Determine the number of lines in these entries that hold the word "Percentage". Give the number and nothing more.
## START Task material
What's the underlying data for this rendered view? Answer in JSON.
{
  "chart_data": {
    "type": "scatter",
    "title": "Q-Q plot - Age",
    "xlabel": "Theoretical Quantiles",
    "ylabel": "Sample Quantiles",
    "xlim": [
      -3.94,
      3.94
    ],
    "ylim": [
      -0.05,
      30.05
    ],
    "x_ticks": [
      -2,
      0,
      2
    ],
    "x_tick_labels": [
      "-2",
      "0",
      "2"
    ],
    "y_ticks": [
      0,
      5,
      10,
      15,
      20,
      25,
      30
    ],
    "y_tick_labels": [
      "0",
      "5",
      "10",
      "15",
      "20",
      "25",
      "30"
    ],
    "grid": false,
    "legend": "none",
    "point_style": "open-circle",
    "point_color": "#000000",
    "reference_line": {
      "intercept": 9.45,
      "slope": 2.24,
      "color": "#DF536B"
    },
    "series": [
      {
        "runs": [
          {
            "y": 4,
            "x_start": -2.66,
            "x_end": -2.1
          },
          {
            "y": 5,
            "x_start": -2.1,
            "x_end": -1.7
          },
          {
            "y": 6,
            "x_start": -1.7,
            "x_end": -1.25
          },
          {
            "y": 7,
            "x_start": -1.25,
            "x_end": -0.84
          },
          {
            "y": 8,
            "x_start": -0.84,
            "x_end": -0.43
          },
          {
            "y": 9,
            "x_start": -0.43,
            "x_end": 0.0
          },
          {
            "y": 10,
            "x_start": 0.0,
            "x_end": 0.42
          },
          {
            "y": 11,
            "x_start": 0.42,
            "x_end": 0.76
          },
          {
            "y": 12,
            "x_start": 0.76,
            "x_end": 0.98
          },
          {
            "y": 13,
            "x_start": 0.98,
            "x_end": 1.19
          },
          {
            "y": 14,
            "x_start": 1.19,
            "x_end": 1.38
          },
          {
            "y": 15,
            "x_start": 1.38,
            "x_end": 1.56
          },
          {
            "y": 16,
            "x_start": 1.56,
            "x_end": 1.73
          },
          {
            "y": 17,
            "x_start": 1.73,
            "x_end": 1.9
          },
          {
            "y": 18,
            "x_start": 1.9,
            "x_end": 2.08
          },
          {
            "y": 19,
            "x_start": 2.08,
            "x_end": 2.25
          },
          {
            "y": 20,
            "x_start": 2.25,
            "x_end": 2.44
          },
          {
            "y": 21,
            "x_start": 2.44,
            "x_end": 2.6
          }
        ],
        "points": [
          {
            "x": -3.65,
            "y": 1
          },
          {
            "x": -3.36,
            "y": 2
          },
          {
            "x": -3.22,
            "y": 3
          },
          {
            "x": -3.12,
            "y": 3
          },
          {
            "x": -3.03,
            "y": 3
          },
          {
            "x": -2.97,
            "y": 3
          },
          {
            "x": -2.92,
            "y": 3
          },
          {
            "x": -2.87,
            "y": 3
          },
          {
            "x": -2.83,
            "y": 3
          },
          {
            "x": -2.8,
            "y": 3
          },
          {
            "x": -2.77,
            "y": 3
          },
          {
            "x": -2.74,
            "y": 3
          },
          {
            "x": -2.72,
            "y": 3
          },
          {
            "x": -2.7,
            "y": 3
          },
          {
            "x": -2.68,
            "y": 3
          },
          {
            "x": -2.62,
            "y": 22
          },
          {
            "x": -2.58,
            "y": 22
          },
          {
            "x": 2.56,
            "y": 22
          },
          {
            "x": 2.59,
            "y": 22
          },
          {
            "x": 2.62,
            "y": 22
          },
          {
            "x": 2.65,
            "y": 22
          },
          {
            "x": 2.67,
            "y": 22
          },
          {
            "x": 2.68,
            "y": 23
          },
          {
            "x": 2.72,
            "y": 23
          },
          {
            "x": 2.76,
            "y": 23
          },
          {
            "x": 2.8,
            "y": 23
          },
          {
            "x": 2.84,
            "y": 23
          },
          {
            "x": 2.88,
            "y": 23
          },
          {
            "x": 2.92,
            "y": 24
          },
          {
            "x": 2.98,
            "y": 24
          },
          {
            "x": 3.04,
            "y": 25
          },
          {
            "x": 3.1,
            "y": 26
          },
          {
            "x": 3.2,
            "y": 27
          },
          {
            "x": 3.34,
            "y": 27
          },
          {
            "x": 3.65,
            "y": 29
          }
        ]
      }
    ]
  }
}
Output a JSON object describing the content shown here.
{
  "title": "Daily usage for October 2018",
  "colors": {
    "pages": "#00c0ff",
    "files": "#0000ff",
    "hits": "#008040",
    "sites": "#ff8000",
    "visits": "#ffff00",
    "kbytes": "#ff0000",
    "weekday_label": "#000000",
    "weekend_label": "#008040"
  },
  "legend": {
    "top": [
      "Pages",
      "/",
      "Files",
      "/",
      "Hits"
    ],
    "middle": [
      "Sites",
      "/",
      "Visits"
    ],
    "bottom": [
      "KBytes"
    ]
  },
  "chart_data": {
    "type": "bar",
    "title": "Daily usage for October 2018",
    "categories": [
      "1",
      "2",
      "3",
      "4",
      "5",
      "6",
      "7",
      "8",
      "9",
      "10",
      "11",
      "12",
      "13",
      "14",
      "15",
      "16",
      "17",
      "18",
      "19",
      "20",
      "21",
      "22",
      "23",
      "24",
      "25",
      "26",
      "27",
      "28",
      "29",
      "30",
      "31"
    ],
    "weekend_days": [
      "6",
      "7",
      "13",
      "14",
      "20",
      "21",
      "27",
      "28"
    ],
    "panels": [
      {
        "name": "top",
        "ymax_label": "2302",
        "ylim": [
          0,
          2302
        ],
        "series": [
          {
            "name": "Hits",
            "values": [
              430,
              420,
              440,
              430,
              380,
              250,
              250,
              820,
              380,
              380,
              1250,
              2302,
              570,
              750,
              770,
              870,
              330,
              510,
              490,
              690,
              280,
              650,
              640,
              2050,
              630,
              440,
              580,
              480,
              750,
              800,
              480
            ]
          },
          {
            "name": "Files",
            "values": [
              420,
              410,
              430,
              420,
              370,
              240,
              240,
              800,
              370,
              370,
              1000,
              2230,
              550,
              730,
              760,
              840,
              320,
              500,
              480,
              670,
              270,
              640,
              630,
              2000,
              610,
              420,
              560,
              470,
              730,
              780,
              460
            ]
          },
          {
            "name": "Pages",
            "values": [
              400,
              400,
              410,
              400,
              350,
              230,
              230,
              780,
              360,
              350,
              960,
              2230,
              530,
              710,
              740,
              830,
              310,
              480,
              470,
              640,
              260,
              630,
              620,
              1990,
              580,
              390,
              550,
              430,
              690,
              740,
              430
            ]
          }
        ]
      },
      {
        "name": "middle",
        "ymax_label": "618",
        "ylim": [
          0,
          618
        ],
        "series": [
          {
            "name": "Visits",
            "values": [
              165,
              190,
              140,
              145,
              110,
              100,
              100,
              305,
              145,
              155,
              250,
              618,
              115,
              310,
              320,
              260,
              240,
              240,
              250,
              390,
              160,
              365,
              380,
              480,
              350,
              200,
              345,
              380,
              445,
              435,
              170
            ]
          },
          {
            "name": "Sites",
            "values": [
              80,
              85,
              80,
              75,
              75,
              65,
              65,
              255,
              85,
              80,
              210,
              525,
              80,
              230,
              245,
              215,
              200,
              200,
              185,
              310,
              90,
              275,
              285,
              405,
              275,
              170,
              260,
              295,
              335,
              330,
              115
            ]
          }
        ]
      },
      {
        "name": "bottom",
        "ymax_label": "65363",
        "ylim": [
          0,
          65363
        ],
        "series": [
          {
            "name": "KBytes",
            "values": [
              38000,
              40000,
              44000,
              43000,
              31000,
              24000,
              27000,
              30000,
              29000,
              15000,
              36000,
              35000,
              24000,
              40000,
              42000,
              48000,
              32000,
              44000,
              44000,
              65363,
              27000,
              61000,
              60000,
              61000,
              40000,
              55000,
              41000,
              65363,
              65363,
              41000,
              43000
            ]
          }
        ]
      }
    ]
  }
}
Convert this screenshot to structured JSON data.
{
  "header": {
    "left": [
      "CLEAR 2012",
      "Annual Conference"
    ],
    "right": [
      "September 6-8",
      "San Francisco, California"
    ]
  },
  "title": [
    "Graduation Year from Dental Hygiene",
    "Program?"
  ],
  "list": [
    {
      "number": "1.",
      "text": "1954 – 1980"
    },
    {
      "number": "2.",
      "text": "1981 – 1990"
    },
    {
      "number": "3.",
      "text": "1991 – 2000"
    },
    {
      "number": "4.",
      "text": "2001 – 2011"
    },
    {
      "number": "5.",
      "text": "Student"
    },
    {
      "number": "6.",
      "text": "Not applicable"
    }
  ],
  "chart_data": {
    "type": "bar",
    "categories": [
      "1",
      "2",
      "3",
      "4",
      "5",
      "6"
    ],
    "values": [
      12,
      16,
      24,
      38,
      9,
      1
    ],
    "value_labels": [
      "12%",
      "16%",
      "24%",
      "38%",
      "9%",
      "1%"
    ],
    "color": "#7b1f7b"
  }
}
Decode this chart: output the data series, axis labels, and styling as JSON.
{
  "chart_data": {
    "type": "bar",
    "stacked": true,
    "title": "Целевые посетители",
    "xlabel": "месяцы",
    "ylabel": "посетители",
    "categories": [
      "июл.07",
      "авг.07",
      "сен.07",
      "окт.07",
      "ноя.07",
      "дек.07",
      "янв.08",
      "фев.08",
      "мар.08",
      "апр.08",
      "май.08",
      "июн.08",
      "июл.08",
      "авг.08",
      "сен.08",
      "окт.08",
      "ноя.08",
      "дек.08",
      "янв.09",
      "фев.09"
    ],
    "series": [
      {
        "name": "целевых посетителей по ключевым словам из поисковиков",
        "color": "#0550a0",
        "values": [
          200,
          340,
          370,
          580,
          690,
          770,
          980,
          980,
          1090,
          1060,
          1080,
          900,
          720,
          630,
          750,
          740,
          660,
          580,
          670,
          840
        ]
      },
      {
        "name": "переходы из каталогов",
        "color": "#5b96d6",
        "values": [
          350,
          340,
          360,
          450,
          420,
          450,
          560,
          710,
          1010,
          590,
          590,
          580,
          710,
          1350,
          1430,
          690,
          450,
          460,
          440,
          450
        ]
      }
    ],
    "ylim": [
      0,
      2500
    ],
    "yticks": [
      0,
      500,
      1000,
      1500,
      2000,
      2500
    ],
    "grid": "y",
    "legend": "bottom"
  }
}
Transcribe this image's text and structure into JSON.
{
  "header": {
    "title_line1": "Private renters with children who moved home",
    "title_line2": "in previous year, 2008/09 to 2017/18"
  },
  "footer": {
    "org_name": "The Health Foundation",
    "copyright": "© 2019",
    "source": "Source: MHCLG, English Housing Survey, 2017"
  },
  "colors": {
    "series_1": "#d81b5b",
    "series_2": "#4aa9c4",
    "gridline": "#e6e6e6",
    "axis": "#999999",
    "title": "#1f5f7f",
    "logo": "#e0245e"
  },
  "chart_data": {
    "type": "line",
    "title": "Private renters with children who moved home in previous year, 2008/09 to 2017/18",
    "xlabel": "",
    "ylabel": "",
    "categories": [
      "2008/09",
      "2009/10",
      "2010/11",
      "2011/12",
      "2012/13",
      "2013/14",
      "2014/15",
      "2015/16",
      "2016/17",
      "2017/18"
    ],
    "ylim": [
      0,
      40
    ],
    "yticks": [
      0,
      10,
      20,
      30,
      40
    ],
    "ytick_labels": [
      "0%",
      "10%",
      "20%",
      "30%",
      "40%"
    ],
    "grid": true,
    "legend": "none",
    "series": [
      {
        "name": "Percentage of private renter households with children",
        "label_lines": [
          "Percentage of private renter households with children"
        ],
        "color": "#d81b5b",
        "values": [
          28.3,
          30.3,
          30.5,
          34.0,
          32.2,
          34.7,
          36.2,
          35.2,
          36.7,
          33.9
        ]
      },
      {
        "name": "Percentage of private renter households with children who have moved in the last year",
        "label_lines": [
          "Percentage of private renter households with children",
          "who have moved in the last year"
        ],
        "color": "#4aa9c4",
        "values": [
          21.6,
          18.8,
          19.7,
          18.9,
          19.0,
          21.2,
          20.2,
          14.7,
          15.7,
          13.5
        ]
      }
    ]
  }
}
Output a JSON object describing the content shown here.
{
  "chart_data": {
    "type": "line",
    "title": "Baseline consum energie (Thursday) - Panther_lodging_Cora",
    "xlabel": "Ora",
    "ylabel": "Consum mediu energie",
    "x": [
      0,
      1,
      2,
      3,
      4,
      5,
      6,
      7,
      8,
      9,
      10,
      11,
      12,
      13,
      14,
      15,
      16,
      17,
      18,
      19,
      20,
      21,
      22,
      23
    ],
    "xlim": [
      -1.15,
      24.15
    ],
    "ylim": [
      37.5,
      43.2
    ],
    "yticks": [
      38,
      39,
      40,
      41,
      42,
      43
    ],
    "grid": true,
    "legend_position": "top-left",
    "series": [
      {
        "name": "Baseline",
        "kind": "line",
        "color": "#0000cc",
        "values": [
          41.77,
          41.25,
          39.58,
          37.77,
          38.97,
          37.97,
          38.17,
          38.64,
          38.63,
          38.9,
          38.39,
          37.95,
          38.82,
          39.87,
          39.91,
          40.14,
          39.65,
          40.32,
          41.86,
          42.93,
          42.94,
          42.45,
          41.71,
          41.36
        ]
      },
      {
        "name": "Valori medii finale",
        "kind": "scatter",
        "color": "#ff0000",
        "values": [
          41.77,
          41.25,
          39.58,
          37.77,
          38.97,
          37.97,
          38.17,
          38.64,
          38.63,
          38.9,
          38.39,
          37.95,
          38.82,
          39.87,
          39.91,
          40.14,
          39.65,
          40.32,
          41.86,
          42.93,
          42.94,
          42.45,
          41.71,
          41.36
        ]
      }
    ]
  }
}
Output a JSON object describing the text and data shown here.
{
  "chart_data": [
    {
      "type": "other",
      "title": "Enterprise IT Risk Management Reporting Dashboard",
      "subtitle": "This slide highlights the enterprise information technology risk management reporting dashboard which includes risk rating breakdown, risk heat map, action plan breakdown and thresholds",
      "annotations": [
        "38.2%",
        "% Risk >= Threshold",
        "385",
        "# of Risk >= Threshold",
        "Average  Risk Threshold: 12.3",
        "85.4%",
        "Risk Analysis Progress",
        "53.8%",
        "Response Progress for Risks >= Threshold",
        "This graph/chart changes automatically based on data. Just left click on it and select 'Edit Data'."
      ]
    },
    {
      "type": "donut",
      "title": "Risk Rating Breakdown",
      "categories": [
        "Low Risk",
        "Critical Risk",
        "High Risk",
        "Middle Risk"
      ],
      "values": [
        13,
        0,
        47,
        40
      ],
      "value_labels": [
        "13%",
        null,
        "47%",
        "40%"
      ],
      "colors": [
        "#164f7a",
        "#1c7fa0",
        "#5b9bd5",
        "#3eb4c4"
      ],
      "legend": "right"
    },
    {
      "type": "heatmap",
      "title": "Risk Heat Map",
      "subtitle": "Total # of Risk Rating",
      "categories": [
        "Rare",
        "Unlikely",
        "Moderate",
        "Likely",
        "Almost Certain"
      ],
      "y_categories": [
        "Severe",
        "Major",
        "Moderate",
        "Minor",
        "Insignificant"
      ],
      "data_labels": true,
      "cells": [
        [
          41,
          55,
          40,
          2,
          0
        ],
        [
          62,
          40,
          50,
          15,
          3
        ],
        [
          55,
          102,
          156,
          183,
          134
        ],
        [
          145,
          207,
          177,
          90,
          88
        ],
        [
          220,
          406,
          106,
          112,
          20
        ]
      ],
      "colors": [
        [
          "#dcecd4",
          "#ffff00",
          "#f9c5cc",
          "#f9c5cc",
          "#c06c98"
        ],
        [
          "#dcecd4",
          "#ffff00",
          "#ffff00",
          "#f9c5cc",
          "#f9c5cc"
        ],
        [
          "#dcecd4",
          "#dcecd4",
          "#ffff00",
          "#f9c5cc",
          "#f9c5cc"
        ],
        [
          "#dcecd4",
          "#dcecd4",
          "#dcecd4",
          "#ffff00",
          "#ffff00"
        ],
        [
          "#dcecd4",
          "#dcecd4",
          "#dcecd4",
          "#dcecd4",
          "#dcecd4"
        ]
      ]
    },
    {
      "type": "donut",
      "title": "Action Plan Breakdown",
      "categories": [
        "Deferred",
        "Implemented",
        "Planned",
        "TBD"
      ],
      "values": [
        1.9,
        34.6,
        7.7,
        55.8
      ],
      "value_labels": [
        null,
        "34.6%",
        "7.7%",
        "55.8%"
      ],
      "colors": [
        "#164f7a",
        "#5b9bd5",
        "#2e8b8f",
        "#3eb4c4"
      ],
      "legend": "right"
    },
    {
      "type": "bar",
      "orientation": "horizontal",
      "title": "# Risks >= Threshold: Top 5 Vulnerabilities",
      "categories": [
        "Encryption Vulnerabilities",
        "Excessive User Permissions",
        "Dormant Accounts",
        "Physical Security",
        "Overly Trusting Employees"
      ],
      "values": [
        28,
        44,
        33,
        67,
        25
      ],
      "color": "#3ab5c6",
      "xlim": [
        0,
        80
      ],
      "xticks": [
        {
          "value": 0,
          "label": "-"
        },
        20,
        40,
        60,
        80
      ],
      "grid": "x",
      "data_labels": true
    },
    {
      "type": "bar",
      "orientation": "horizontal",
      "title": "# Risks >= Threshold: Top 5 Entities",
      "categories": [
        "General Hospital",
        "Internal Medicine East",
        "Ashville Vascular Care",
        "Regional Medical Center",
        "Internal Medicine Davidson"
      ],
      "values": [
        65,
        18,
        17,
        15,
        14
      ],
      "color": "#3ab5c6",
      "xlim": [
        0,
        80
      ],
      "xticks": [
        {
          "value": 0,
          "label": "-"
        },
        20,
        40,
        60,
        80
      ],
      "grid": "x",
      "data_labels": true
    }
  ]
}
## END Task material
*Output of the task*.
4